■ To do:
Check each line of the records below for the word "apply" and copy those where it appears.

■ Dataset entries:
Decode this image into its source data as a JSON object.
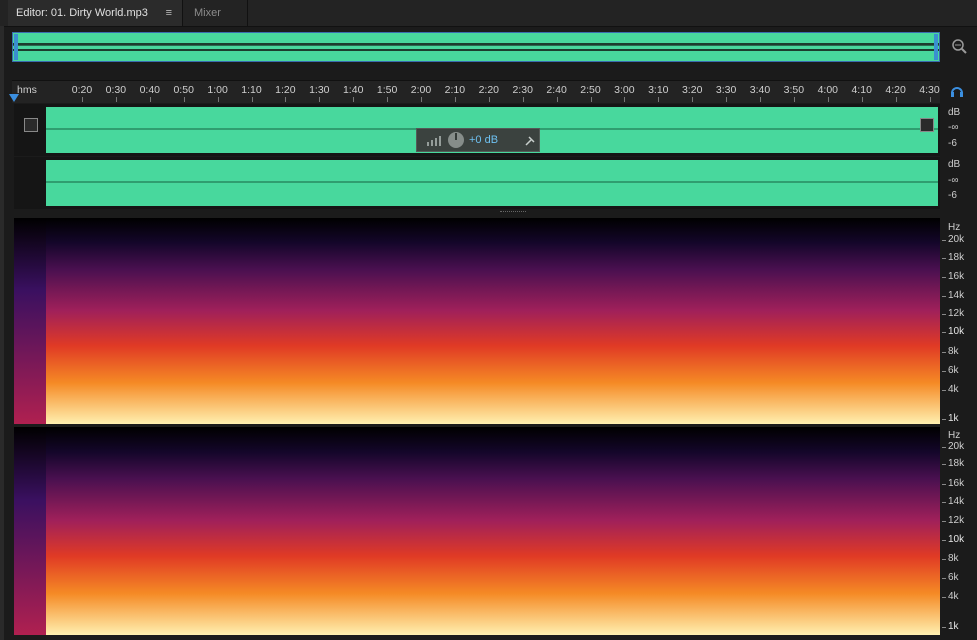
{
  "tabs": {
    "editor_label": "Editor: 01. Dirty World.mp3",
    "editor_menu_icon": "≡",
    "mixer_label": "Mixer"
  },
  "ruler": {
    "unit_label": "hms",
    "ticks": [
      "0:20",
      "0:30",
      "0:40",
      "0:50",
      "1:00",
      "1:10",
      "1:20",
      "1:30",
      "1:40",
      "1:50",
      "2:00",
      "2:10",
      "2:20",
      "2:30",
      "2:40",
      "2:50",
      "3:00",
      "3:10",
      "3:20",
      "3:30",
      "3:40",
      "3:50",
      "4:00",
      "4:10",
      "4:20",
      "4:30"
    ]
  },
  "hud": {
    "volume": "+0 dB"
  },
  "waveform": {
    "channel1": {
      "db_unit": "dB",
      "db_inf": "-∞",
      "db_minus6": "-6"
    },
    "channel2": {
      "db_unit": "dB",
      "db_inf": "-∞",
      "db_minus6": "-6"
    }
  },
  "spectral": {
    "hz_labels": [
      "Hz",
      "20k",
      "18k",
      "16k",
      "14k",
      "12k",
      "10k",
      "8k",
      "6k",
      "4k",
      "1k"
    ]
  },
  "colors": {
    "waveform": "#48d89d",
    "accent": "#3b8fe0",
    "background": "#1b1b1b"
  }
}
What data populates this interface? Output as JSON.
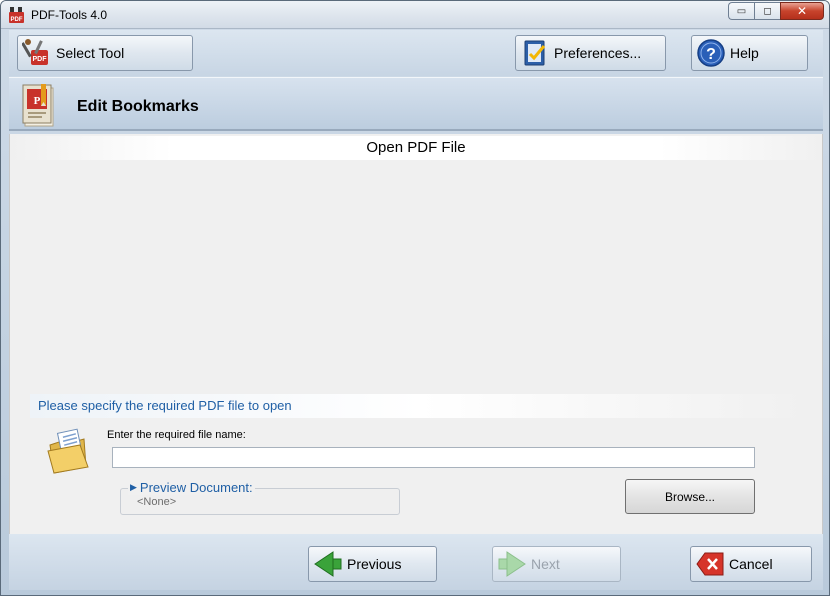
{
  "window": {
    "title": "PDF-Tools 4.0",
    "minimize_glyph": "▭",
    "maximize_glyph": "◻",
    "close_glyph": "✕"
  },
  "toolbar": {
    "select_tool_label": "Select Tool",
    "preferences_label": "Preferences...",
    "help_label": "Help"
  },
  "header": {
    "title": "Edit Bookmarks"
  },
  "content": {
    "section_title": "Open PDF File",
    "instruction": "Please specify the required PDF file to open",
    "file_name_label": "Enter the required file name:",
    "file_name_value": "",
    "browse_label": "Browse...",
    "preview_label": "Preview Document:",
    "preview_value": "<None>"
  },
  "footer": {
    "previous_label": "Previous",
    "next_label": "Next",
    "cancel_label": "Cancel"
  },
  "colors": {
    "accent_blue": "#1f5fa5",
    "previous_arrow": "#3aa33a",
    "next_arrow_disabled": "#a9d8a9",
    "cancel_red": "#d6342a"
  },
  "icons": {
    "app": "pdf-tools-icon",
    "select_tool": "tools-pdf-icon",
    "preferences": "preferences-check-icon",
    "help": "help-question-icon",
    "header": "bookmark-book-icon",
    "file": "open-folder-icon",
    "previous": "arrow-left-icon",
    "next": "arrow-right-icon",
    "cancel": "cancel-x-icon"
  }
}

...

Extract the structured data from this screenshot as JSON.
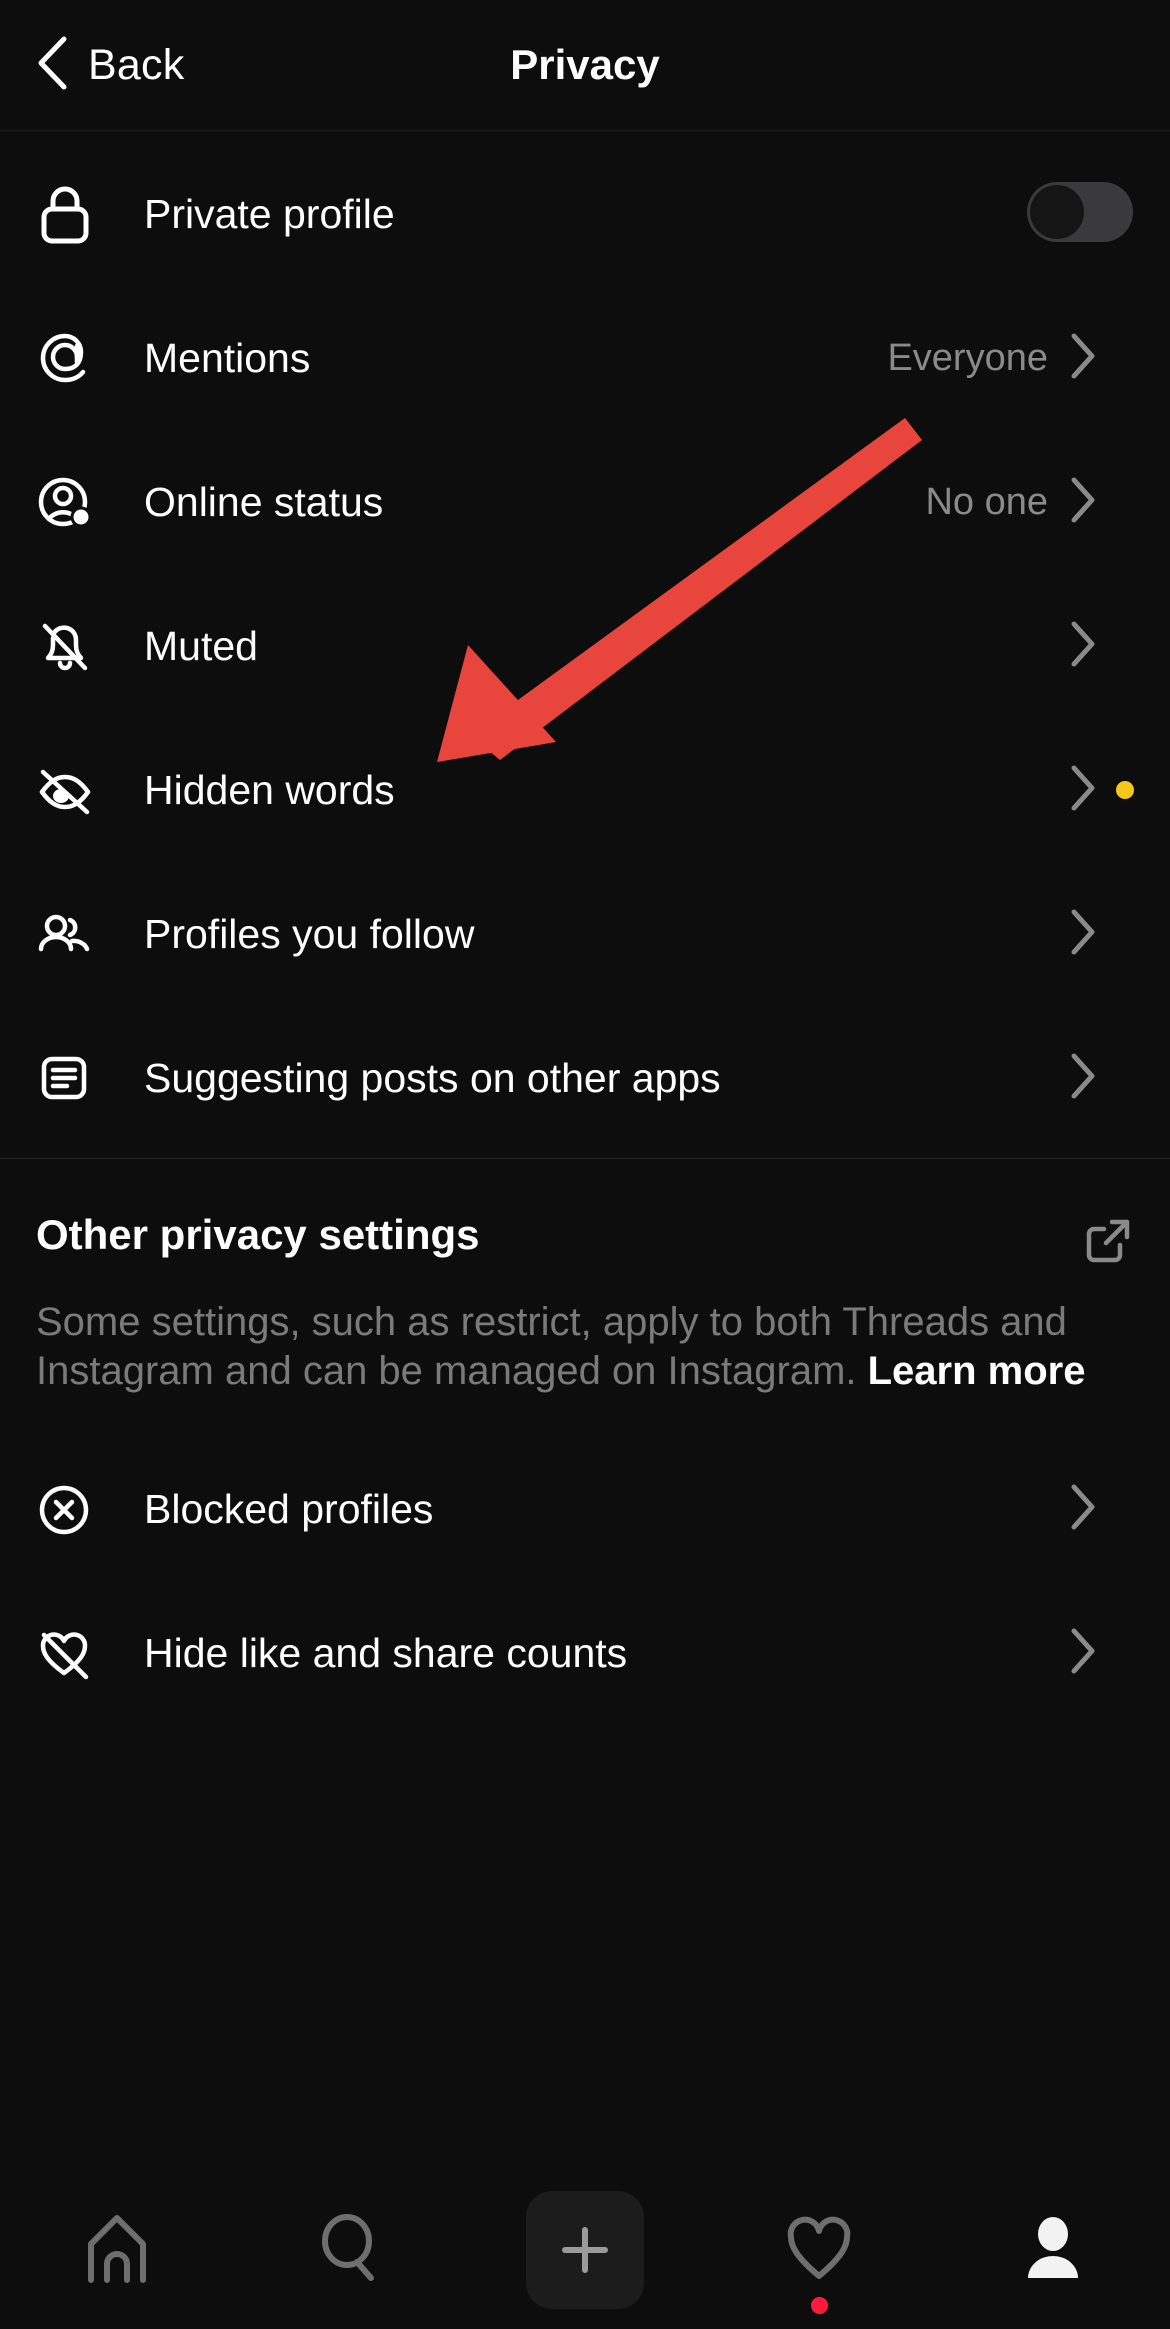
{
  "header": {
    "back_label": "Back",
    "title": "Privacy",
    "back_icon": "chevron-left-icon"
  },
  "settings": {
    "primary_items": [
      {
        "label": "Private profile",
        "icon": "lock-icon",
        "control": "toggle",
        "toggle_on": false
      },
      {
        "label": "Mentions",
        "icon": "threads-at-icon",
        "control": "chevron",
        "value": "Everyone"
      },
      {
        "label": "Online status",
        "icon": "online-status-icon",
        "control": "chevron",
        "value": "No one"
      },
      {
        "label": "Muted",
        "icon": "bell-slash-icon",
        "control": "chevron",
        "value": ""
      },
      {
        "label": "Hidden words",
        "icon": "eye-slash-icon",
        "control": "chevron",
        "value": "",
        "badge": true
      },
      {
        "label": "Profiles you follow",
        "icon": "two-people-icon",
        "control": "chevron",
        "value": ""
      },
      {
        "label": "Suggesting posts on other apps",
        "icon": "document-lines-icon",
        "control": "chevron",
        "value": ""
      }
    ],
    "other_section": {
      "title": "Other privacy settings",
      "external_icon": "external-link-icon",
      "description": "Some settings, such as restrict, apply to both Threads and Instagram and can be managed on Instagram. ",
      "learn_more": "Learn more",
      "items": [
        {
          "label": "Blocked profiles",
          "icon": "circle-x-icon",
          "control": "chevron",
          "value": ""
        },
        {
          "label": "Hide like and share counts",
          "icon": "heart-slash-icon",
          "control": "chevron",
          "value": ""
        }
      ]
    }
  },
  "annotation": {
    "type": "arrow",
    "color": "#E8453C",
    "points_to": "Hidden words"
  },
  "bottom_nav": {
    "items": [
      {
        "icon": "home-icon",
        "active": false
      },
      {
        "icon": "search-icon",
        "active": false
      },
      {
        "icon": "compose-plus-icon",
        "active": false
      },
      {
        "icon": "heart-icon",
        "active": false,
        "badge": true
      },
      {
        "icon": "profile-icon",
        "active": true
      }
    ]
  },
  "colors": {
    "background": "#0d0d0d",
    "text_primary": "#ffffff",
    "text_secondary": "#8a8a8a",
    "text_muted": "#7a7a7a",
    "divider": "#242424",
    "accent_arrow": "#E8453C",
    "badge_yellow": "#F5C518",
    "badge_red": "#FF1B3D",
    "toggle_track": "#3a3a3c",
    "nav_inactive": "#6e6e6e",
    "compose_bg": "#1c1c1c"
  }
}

==

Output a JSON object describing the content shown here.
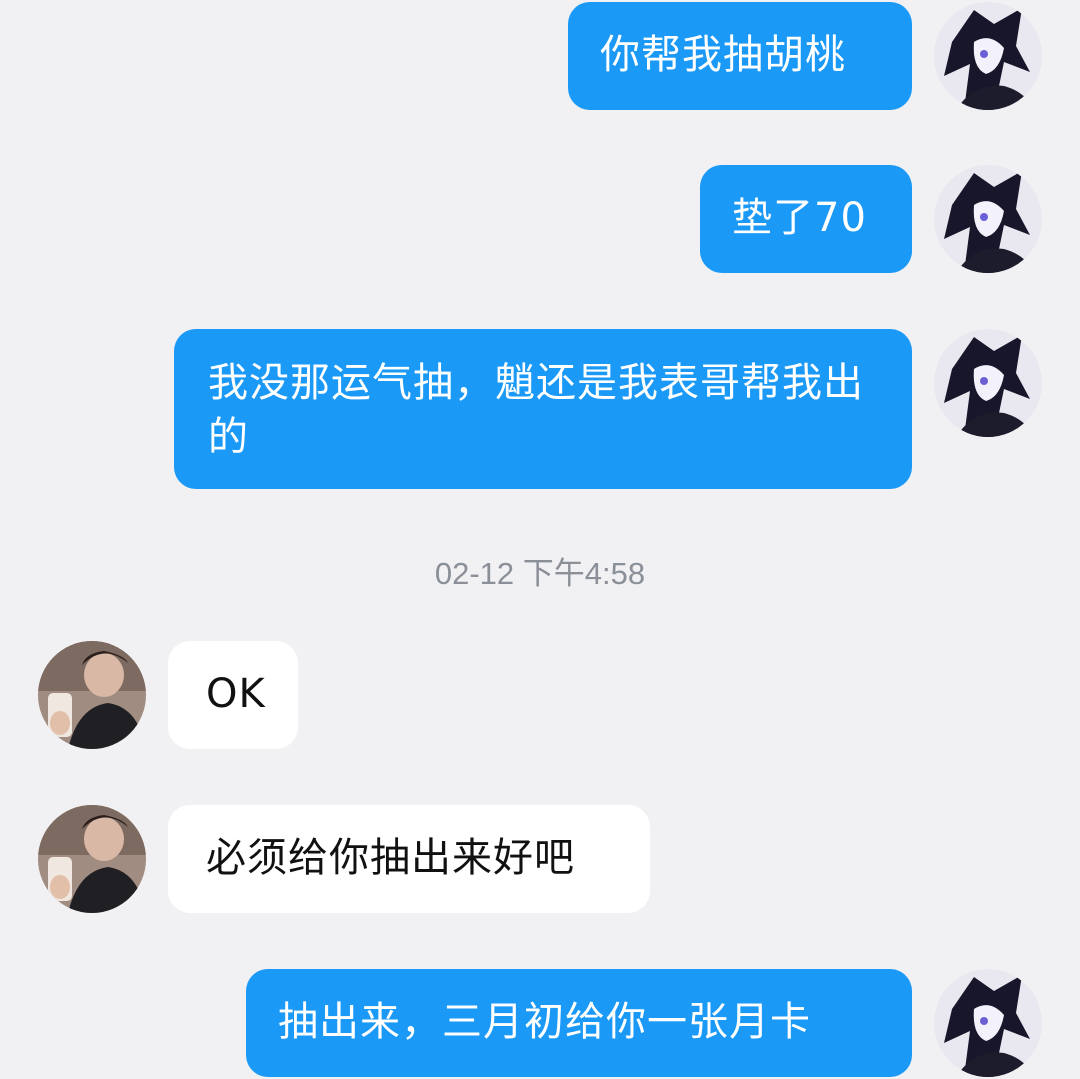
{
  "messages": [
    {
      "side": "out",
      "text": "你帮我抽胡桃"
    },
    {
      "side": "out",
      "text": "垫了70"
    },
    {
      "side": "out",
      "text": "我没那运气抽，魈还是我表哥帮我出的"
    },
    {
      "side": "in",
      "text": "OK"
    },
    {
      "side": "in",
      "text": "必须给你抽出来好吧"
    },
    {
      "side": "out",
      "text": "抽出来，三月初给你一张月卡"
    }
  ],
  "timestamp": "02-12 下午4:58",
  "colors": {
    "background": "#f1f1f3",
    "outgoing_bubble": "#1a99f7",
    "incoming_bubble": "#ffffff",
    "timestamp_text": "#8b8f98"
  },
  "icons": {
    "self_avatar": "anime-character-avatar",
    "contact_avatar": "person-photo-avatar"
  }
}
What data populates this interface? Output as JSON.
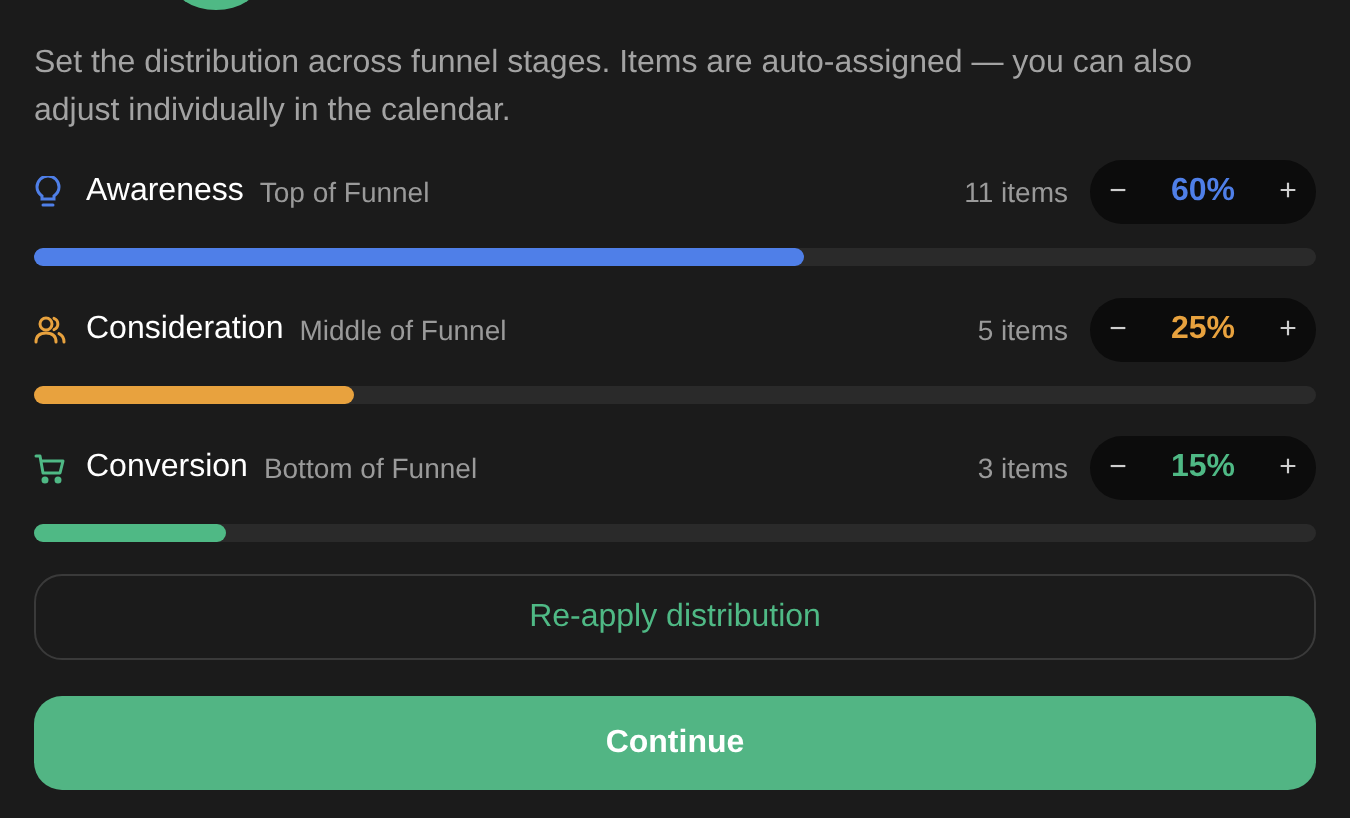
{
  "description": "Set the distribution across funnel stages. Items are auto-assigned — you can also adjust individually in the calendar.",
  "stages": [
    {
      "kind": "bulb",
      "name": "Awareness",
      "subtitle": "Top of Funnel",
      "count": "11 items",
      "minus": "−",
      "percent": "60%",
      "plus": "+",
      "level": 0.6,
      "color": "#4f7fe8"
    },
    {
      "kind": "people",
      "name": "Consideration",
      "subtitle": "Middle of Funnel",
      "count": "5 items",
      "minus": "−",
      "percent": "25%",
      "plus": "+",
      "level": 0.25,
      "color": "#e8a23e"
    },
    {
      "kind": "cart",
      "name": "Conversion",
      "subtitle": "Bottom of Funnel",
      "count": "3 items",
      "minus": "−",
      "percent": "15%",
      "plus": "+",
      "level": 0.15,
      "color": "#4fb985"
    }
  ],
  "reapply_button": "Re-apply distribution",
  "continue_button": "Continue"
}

■ Solution to the problem:
      "description": "Some settings, such as restrict, apply to both Threads and Instagram and can be managed on Instagram. ",
  "reapply_button": "Re-apply distribution",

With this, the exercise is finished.